Task requirements
The listing below is to be output in its exact form.

Data lines
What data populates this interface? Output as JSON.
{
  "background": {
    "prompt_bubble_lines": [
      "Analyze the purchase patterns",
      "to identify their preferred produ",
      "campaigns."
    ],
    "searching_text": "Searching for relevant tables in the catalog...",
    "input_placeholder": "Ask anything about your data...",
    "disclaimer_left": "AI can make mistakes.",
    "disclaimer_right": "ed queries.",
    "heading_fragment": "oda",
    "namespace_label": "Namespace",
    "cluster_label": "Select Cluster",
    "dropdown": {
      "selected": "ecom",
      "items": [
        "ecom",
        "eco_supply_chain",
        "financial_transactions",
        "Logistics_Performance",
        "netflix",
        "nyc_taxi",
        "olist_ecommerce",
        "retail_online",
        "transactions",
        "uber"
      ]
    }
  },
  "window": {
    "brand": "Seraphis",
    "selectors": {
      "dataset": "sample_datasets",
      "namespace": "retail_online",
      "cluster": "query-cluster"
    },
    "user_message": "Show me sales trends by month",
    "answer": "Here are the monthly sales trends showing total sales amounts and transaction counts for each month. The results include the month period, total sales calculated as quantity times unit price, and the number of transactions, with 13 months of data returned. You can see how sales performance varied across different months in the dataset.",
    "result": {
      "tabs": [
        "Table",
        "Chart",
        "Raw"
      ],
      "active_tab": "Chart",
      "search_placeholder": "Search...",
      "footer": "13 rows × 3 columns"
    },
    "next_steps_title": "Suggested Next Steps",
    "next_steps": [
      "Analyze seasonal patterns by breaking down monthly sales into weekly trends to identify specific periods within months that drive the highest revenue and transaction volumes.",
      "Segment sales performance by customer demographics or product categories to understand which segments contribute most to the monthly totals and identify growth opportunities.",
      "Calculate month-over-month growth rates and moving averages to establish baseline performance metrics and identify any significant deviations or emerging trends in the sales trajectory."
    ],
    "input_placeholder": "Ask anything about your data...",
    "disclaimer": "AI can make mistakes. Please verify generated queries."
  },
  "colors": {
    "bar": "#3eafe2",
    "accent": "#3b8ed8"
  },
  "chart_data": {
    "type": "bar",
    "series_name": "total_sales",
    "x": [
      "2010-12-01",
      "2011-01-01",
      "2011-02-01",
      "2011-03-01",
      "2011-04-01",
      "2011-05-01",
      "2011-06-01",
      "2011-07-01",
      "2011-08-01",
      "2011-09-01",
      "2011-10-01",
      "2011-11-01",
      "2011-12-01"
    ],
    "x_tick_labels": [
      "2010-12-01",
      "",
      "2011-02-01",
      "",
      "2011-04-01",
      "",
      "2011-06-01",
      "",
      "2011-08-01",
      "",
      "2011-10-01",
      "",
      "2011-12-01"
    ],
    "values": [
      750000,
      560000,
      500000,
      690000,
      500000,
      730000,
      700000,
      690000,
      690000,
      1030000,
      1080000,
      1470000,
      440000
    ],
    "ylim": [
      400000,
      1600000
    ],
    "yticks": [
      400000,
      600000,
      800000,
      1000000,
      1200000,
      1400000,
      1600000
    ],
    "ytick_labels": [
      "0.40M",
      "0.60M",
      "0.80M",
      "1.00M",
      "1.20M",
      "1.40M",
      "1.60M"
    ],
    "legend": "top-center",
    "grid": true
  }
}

Output for this exercise
What data populates this interface? Output as JSON.
{
  "background": {
    "prompt_bubble_lines": [
      "Analyze the purchase patterns",
      "to identify their preferred produ",
      "campaigns."
    ],
    "searching_text": "Searching for relevant tables in the catalog...",
    "input_placeholder": "Ask anything about your data...",
    "disclaimer_left": "AI can make mistakes.",
    "disclaimer_right": "ed queries.",
    "heading_fragment": "oda",
    "namespace_label": "Namespace",
    "cluster_label": "Select Cluster",
    "dropdown": {
      "selected": "ecom",
      "items": [
        "ecom",
        "eco_supply_chain",
        "financial_transactions",
        "Logistics_Performance",
        "netflix",
        "nyc_taxi",
        "olist_ecommerce",
        "retail_online",
        "transactions",
        "uber"
      ]
    }
  },
  "window": {
    "brand": "Seraphis",
    "selectors": {
      "dataset": "sample_datasets",
      "namespace": "retail_online",
      "cluster": "query-cluster"
    },
    "user_message": "Show me sales trends by month",
    "answer": "Here are the monthly sales trends showing total sales amounts and transaction counts for each month. The results include the month period, total sales calculated as quantity times unit price, and the number of transactions, with 13 months of data returned. You can see how sales performance varied across different months in the dataset.",
    "result": {
      "tabs": [
        "Table",
        "Chart",
        "Raw"
      ],
      "active_tab": "Chart",
      "search_placeholder": "Search...",
      "footer": "13 rows × 3 columns"
    },
    "next_steps_title": "Suggested Next Steps",
    "next_steps": [
      "Analyze seasonal patterns by breaking down monthly sales into weekly trends to identify specific periods within months that drive the highest revenue and transaction volumes.",
      "Segment sales performance by customer demographics or product categories to understand which segments contribute most to the monthly totals and identify growth opportunities.",
      "Calculate month-over-month growth rates and moving averages to establish baseline performance metrics and identify any significant deviations or emerging trends in the sales trajectory."
    ],
    "input_placeholder": "Ask anything about your data...",
    "disclaimer": "AI can make mistakes. Please verify generated queries."
  },
  "colors": {
    "bar": "#3eafe2",
    "accent": "#3b8ed8"
  },
  "chart_data": {
    "type": "bar",
    "series_name": "total_sales",
    "x": [
      "2010-12-01",
      "2011-01-01",
      "2011-02-01",
      "2011-03-01",
      "2011-04-01",
      "2011-05-01",
      "2011-06-01",
      "2011-07-01",
      "2011-08-01",
      "2011-09-01",
      "2011-10-01",
      "2011-11-01",
      "2011-12-01"
    ],
    "x_tick_labels": [
      "2010-12-01",
      "",
      "2011-02-01",
      "",
      "2011-04-01",
      "",
      "2011-06-01",
      "",
      "2011-08-01",
      "",
      "2011-10-01",
      "",
      "2011-12-01"
    ],
    "values": [
      750000,
      560000,
      500000,
      690000,
      500000,
      730000,
      700000,
      690000,
      690000,
      1030000,
      1080000,
      1470000,
      440000
    ],
    "ylim": [
      400000,
      1600000
    ],
    "yticks": [
      400000,
      600000,
      800000,
      1000000,
      1200000,
      1400000,
      1600000
    ],
    "ytick_labels": [
      "0.40M",
      "0.60M",
      "0.80M",
      "1.00M",
      "1.20M",
      "1.40M",
      "1.60M"
    ],
    "legend": "top-center",
    "grid": true
  }
}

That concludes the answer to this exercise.